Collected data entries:
· · · · ·
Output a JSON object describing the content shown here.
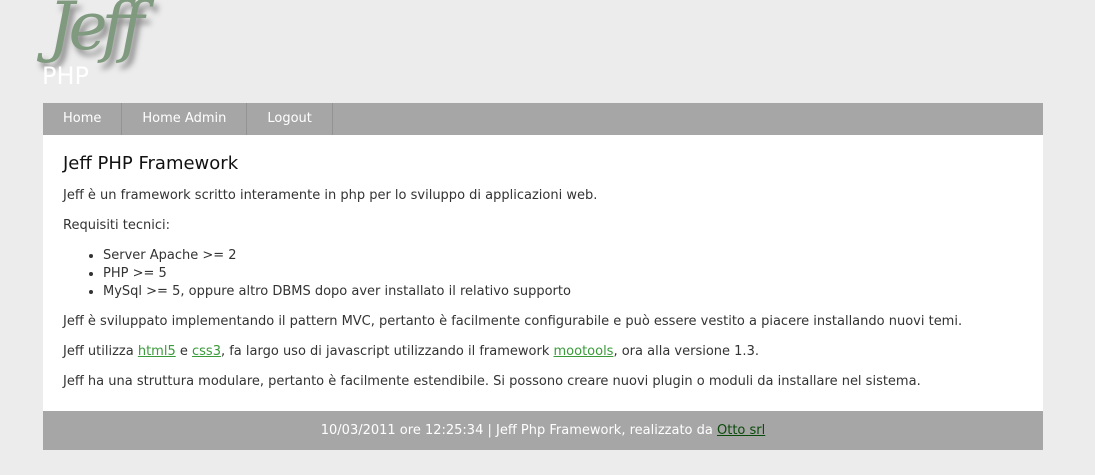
{
  "logo": {
    "script_text": "Jeff",
    "sub_text": "PHP"
  },
  "nav": {
    "items": [
      {
        "label": "Home"
      },
      {
        "label": "Home Admin"
      },
      {
        "label": "Logout"
      }
    ]
  },
  "main": {
    "title": "Jeff PHP Framework",
    "intro": "Jeff è un framework scritto interamente in php per lo sviluppo di applicazioni web.",
    "requirements_heading": "Requisiti tecnici:",
    "requirements": [
      "Server Apache >= 2",
      "PHP >= 5",
      "MySql >= 5, oppure altro DBMS dopo aver installato il relativo supporto"
    ],
    "mvc_text": "Jeff è sviluppato implementando il pattern MVC, pertanto è facilmente configurabile e può essere vestito a piacere installando nuovi temi.",
    "uses": {
      "prefix": "Jeff utilizza ",
      "html5_link": "html5",
      "and": " e ",
      "css3_link": "css3",
      "middle": ", fa largo uso di javascript utilizzando il framework ",
      "mootools_link": "mootools",
      "suffix": ", ora alla versione 1.3."
    },
    "modular_text": "Jeff ha una struttura modulare, pertanto è facilmente estendibile. Si possono creare nuovi plugin o moduli da installare nel sistema."
  },
  "footer": {
    "text": "10/03/2011 ore 12:25:34 | Jeff Php Framework, realizzato da ",
    "link": "Otto srl"
  },
  "colors": {
    "background": "#ececec",
    "bar": "#a6a6a6",
    "link": "#3a9a3a",
    "footer_link": "#0a4a0a",
    "logo_green": "#7f9a7f"
  }
}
· · · · ·
Exercise description -
Print out the material word for word, omitting the pictures.

Output for this exercise -
Output a JSON object describing the content shown here.
{
  "logo": {
    "script_text": "Jeff",
    "sub_text": "PHP"
  },
  "nav": {
    "items": [
      {
        "label": "Home"
      },
      {
        "label": "Home Admin"
      },
      {
        "label": "Logout"
      }
    ]
  },
  "main": {
    "title": "Jeff PHP Framework",
    "intro": "Jeff è un framework scritto interamente in php per lo sviluppo di applicazioni web.",
    "requirements_heading": "Requisiti tecnici:",
    "requirements": [
      "Server Apache >= 2",
      "PHP >= 5",
      "MySql >= 5, oppure altro DBMS dopo aver installato il relativo supporto"
    ],
    "mvc_text": "Jeff è sviluppato implementando il pattern MVC, pertanto è facilmente configurabile e può essere vestito a piacere installando nuovi temi.",
    "uses": {
      "prefix": "Jeff utilizza ",
      "html5_link": "html5",
      "and": " e ",
      "css3_link": "css3",
      "middle": ", fa largo uso di javascript utilizzando il framework ",
      "mootools_link": "mootools",
      "suffix": ", ora alla versione 1.3."
    },
    "modular_text": "Jeff ha una struttura modulare, pertanto è facilmente estendibile. Si possono creare nuovi plugin o moduli da installare nel sistema."
  },
  "footer": {
    "text": "10/03/2011 ore 12:25:34 | Jeff Php Framework, realizzato da ",
    "link": "Otto srl"
  },
  "colors": {
    "background": "#ececec",
    "bar": "#a6a6a6",
    "link": "#3a9a3a",
    "footer_link": "#0a4a0a",
    "logo_green": "#7f9a7f"
  }
}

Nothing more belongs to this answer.